▶ The request: Scan the entries below. List each line with "Machining".

▶ Provided data:
^^^^^^^^

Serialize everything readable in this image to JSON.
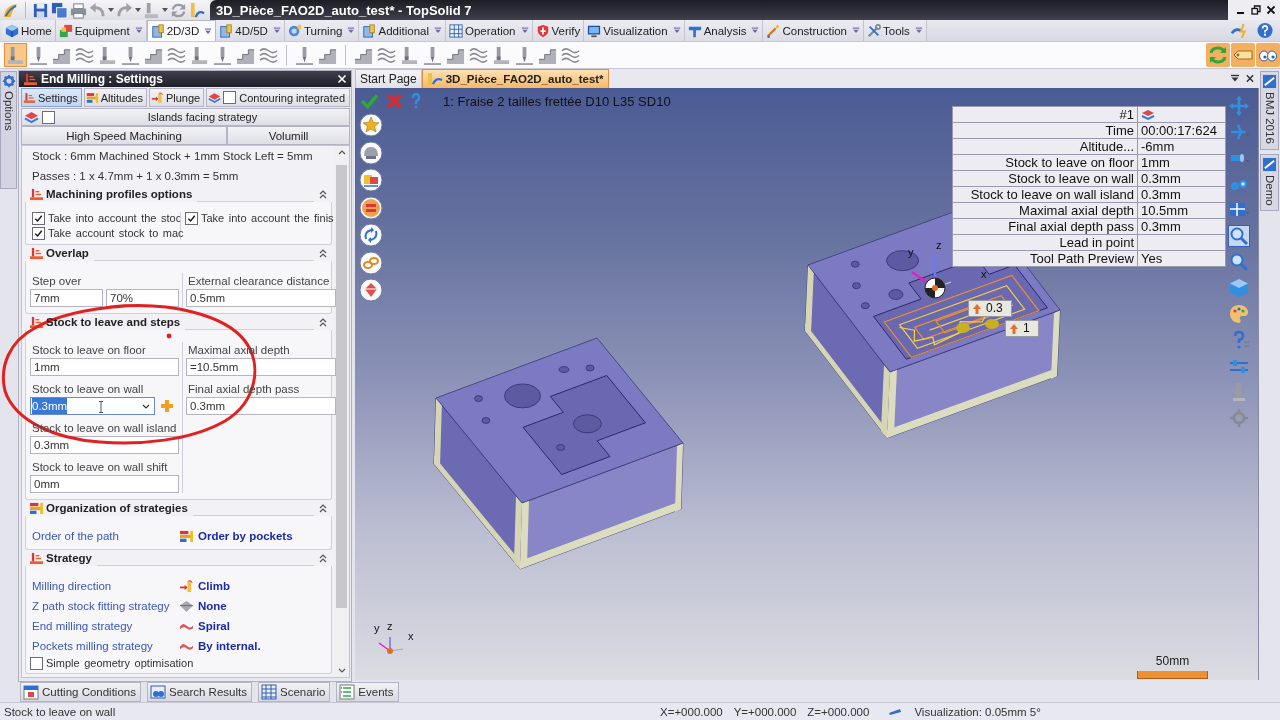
{
  "title_bar": {
    "title": "3D_Pièce_FAO2D_auto_test* - TopSolid 7"
  },
  "ribbon": {
    "tabs": [
      {
        "label": "Home",
        "selected": false,
        "menu": false
      },
      {
        "label": "Equipment",
        "selected": false,
        "menu": true
      },
      {
        "label": "2D/3D",
        "selected": true,
        "menu": true
      },
      {
        "label": "4D/5D",
        "selected": false,
        "menu": true
      },
      {
        "label": "Turning",
        "selected": false,
        "menu": true
      },
      {
        "label": "Additional",
        "selected": false,
        "menu": true
      },
      {
        "label": "Operation",
        "selected": false,
        "menu": true
      },
      {
        "label": "Verify",
        "selected": false,
        "menu": false
      },
      {
        "label": "Visualization",
        "selected": false,
        "menu": true
      },
      {
        "label": "Analysis",
        "selected": false,
        "menu": true
      },
      {
        "label": "Construction",
        "selected": false,
        "menu": true
      },
      {
        "label": "Tools",
        "selected": false,
        "menu": true
      }
    ],
    "tool_groups": [
      [
        {
          "selected": true
        },
        {
          "selected": false
        },
        {
          "selected": false
        },
        {
          "selected": false
        },
        {
          "selected": false
        },
        {
          "selected": false
        },
        {
          "selected": false
        },
        {
          "selected": false
        },
        {
          "selected": false
        },
        {
          "selected": false
        },
        {
          "selected": false
        },
        {
          "selected": false
        }
      ],
      [
        {
          "selected": false
        },
        {
          "selected": false
        }
      ],
      [
        {
          "selected": false
        },
        {
          "selected": false
        },
        {
          "selected": false
        },
        {
          "selected": false
        },
        {
          "selected": false
        },
        {
          "selected": false
        },
        {
          "selected": false
        },
        {
          "selected": false
        },
        {
          "selected": false
        },
        {
          "selected": false
        }
      ]
    ]
  },
  "options_tab": {
    "label": "Options"
  },
  "panel": {
    "title": "End Milling : Settings",
    "tabs": [
      {
        "label": "Settings",
        "kind": "tab",
        "selected": true
      },
      {
        "label": "Altitudes",
        "kind": "tab",
        "selected": false
      },
      {
        "label": "Plunge",
        "kind": "tab",
        "selected": false
      },
      {
        "label": "Contouring integrated",
        "kind": "toggle",
        "checked": false
      }
    ],
    "toggles": [
      {
        "label": "Islands facing strategy",
        "checked": false
      }
    ],
    "sub_tabs": [
      {
        "label": "High Speed Machining"
      },
      {
        "label": "Volumill"
      }
    ],
    "summary": [
      "Stock : 6mm Machined Stock + 1mm Stock Left = 5mm",
      "Passes : 1 x 4.7mm + 1 x 0.3mm = 5mm"
    ],
    "groups": [
      {
        "kind": "checks",
        "title": "Machining profiles options",
        "expanded": true,
        "items": [
          {
            "label": "Take into account the stoc",
            "checked": true
          },
          {
            "label": "Take into account the finis",
            "checked": true
          },
          {
            "label": "Take account stock to mac",
            "checked": true
          }
        ]
      },
      {
        "kind": "fields",
        "title": "Overlap",
        "expanded": true,
        "columns": [
          [
            {
              "label": "Step over",
              "kind": "text",
              "highlighted": false,
              "values": [
                "7mm",
                "70%"
              ]
            }
          ],
          [
            {
              "label": "External clearance distance",
              "kind": "text",
              "highlighted": false,
              "values": [
                "0.5mm"
              ]
            }
          ]
        ]
      },
      {
        "kind": "fields",
        "title": "Stock to leave and steps",
        "expanded": true,
        "columns": [
          [
            {
              "label": "Stock to leave on floor",
              "kind": "text",
              "highlighted": false,
              "values": [
                "1mm"
              ]
            },
            {
              "label": "Stock to leave on wall",
              "kind": "combo",
              "highlighted": true,
              "values": [
                "0.3mm"
              ]
            },
            {
              "label": "Stock to leave on wall island",
              "kind": "text",
              "highlighted": false,
              "values": [
                "0.3mm"
              ]
            },
            {
              "label": "Stock to leave on wall shift",
              "kind": "text",
              "highlighted": false,
              "values": [
                "0mm"
              ]
            }
          ],
          [
            {
              "label": "Maximal axial depth",
              "kind": "text",
              "highlighted": false,
              "values": [
                "=10.5mm"
              ]
            },
            {
              "label": "Final axial depth pass",
              "kind": "text",
              "highlighted": false,
              "values": [
                "0.3mm"
              ]
            }
          ]
        ]
      },
      {
        "kind": "options",
        "title": "Organization of strategies",
        "expanded": true,
        "items": [
          {
            "kind": "option",
            "label": "Order of the path",
            "value": "Order by pockets"
          }
        ]
      },
      {
        "kind": "options",
        "title": "Strategy",
        "expanded": true,
        "items": [
          {
            "kind": "option",
            "label": "Milling direction",
            "value": "Climb"
          },
          {
            "kind": "option",
            "label": "Z path stock fitting strategy",
            "value": "None"
          },
          {
            "kind": "option",
            "label": "End milling strategy",
            "value": "Spiral"
          },
          {
            "kind": "option",
            "label": "Pockets milling strategy",
            "value": "By internal."
          },
          {
            "kind": "checkbox",
            "label": "Simple geometry optimisation",
            "checked": false
          }
        ]
      }
    ]
  },
  "document_tabs": [
    {
      "label": "Start Page",
      "selected": false
    },
    {
      "label": "3D_Pièce_FAO2D_auto_test*",
      "selected": true
    }
  ],
  "viewport": {
    "operation": "1: Fraise 2 tailles frettée D10 L35 SD10",
    "info_table": {
      "header": "#1",
      "rows": [
        {
          "label": "Time",
          "value": "00:00:17:624"
        },
        {
          "label": "Altitude...",
          "value": "-6mm"
        },
        {
          "label": "Stock to leave on floor",
          "value": "1mm"
        },
        {
          "label": "Stock to leave on wall",
          "value": "0.3mm"
        },
        {
          "label": "Stock to leave on wall island",
          "value": "0.3mm"
        },
        {
          "label": "Maximal axial depth",
          "value": "10.5mm"
        },
        {
          "label": "Final axial depth pass",
          "value": "0.3mm"
        },
        {
          "label": "Lead in point"
        },
        {
          "label": "Tool Path Preview",
          "value": "Yes"
        }
      ]
    },
    "callouts": [
      "0.3",
      "1"
    ],
    "part_axes": [
      "y",
      "z",
      "x"
    ],
    "triad_axes": [
      "y",
      "z",
      "x"
    ],
    "scale": "50mm",
    "view_tools": [
      {
        "selected": false
      },
      {
        "selected": false
      },
      {
        "selected": false
      },
      {
        "selected": false
      },
      {
        "selected": false
      },
      {
        "selected": true
      },
      {
        "selected": false
      },
      {
        "selected": false
      },
      {
        "selected": false
      },
      {
        "selected": false
      },
      {
        "selected": false
      },
      {
        "selected": false
      },
      {
        "selected": false
      }
    ]
  },
  "side_tabs": [
    {
      "label": "BMJ 2016"
    },
    {
      "label": "Demo"
    }
  ],
  "bottom_tabs": [
    {
      "label": "Cutting Conditions"
    },
    {
      "label": "Search Results"
    },
    {
      "label": "Scenario"
    },
    {
      "label": "Events"
    }
  ],
  "status_bar": {
    "message": "Stock to leave on wall",
    "coordinates": [
      "X=+000.000",
      "Y=+000.000",
      "Z=+000.000"
    ],
    "visualization": "Visualization: 0.05mm 5°"
  }
}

^^^^^^^^

▶ Answer to the problem:
        "label": "High Speed Machining"
        "title": "Machining profiles options",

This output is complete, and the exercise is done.